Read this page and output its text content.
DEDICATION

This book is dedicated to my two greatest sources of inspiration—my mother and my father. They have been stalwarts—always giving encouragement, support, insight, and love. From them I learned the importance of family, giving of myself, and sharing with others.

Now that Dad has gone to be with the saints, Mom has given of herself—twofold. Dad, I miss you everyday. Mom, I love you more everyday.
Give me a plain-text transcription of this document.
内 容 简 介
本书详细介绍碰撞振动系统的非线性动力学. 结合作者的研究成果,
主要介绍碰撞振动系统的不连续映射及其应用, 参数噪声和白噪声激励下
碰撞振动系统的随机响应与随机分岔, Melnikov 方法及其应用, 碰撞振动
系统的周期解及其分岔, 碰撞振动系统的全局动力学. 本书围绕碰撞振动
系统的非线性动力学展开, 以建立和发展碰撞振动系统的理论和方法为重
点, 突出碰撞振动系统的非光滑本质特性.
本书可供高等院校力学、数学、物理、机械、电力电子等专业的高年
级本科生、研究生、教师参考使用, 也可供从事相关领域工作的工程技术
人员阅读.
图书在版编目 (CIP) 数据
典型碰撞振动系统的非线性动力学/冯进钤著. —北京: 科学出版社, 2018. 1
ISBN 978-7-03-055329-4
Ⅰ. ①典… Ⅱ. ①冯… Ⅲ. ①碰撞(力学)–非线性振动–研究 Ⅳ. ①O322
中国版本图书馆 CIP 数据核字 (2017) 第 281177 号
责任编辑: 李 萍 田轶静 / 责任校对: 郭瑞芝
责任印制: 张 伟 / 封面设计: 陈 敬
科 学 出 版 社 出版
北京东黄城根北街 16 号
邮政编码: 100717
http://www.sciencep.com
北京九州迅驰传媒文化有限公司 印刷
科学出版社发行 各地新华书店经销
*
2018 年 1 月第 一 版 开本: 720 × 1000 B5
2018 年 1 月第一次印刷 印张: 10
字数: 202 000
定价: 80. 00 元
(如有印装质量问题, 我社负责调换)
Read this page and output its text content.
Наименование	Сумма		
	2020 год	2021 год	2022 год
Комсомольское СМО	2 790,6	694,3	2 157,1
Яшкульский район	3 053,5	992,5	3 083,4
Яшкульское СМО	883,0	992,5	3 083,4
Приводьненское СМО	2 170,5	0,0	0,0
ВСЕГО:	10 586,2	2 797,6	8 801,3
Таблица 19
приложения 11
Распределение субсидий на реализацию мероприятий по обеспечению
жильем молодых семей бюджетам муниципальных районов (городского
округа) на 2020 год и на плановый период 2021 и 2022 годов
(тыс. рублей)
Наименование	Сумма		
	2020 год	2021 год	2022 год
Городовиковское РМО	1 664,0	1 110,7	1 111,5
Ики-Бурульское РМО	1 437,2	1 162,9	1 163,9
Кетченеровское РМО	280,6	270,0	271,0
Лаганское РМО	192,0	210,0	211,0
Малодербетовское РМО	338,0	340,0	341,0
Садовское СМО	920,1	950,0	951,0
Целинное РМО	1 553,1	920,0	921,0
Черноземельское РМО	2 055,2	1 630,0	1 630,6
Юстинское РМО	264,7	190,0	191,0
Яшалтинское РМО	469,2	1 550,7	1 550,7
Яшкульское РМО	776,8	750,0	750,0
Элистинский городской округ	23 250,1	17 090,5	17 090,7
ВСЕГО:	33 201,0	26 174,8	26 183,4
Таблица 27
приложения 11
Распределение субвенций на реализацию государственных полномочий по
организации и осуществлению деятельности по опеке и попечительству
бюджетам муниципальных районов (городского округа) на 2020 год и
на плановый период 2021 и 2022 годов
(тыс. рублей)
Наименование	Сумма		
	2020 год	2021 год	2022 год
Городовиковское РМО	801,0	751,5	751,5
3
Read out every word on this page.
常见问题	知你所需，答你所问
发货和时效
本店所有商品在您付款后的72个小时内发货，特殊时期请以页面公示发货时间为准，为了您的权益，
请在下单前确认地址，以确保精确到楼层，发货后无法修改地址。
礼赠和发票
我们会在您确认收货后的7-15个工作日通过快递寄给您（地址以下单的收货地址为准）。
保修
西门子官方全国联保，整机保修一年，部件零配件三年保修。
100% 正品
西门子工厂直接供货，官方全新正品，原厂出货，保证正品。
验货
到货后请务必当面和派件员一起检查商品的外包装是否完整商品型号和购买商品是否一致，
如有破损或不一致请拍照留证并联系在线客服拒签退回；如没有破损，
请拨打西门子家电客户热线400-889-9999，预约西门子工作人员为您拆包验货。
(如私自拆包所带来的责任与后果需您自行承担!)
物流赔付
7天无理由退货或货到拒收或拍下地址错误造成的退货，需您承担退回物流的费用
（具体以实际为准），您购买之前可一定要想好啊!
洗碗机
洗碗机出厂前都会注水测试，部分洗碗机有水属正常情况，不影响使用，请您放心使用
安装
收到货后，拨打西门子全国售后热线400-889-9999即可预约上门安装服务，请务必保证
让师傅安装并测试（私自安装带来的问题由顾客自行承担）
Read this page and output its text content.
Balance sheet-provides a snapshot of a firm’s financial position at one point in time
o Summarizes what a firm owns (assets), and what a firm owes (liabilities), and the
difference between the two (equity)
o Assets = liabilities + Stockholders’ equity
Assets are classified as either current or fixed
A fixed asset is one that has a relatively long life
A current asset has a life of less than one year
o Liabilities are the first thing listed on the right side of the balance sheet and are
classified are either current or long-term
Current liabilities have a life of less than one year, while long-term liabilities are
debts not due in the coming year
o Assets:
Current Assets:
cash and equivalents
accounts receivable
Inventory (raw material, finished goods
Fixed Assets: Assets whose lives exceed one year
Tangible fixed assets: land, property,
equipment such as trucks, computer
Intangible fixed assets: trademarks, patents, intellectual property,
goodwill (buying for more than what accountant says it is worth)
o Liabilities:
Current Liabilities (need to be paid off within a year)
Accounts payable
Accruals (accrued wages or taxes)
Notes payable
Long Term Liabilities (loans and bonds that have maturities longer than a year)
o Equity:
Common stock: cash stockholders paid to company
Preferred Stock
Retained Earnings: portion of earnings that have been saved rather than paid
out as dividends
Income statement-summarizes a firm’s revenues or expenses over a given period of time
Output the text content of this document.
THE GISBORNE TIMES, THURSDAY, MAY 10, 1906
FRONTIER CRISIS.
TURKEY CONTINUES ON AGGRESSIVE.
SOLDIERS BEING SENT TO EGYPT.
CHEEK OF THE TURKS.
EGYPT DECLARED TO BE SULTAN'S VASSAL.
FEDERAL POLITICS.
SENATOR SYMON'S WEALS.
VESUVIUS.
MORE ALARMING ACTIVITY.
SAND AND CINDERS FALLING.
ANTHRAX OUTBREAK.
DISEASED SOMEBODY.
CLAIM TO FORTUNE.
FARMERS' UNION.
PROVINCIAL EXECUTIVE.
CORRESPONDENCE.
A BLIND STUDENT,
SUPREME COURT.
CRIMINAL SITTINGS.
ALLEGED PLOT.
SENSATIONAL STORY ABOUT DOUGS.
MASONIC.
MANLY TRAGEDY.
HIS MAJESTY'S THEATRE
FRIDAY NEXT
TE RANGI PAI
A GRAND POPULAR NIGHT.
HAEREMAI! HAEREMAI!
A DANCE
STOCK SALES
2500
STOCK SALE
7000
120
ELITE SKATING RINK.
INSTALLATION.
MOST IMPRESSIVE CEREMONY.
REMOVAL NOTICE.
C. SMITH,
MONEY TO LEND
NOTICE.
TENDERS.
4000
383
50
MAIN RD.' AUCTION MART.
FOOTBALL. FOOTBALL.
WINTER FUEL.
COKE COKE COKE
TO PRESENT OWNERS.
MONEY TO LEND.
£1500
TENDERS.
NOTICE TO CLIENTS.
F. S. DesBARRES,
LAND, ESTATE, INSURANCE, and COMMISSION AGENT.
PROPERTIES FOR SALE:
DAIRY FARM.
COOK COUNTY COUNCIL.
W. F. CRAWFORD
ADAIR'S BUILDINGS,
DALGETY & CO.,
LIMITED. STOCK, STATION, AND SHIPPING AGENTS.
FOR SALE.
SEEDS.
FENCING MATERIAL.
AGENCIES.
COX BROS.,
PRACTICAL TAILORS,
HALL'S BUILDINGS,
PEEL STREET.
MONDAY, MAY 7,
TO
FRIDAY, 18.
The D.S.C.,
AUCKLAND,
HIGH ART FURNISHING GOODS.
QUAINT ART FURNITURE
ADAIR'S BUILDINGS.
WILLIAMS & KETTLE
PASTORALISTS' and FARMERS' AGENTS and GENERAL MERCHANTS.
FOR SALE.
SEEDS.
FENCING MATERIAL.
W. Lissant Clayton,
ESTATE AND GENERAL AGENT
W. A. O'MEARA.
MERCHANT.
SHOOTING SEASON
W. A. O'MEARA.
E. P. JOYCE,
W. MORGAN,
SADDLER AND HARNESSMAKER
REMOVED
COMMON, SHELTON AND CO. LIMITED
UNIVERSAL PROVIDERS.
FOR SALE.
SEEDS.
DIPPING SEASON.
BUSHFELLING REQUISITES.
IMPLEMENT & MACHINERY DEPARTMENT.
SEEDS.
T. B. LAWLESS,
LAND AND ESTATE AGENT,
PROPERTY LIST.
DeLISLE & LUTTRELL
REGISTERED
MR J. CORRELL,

________________________________________

YOUR TASK: Scan the lines for the string "sheet". Copy out each line that matches.

EXERCISE SOLUTION:
Balance sheet-provides a snapshot of a firm’s financial position at one point in time
o Liabilities are the first thing listed on the right side of the balance sheet and are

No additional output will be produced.